Written task:
The listing must be reproduced in full, exactly as it stands.

Exercise material:
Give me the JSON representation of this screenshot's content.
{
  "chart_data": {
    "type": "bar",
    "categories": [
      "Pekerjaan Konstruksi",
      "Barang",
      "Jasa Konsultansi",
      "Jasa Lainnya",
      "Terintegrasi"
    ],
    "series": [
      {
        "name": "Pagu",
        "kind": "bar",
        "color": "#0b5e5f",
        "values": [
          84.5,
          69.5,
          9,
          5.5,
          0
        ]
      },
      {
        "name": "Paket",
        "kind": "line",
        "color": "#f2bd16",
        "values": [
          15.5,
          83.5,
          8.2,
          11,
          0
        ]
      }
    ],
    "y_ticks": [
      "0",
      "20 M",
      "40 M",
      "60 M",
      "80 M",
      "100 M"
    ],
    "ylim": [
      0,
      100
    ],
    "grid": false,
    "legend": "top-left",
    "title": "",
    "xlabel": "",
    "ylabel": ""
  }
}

Worked solution:
Give me the JSON representation of this screenshot's content.
{
  "chart_data": {
    "type": "bar",
    "categories": [
      "Pekerjaan Konstruksi",
      "Barang",
      "Jasa Konsultansi",
      "Jasa Lainnya",
      "Terintegrasi"
    ],
    "series": [
      {
        "name": "Pagu",
        "kind": "bar",
        "color": "#0b5e5f",
        "values": [
          84.5,
          69.5,
          9,
          5.5,
          0
        ]
      },
      {
        "name": "Paket",
        "kind": "line",
        "color": "#f2bd16",
        "values": [
          15.5,
          83.5,
          8.2,
          11,
          0
        ]
      }
    ],
    "y_ticks": [
      "0",
      "20 M",
      "40 M",
      "60 M",
      "80 M",
      "100 M"
    ],
    "ylim": [
      0,
      100
    ],
    "grid": false,
    "legend": "top-left",
    "title": "",
    "xlabel": "",
    "ylabel": ""
  }
}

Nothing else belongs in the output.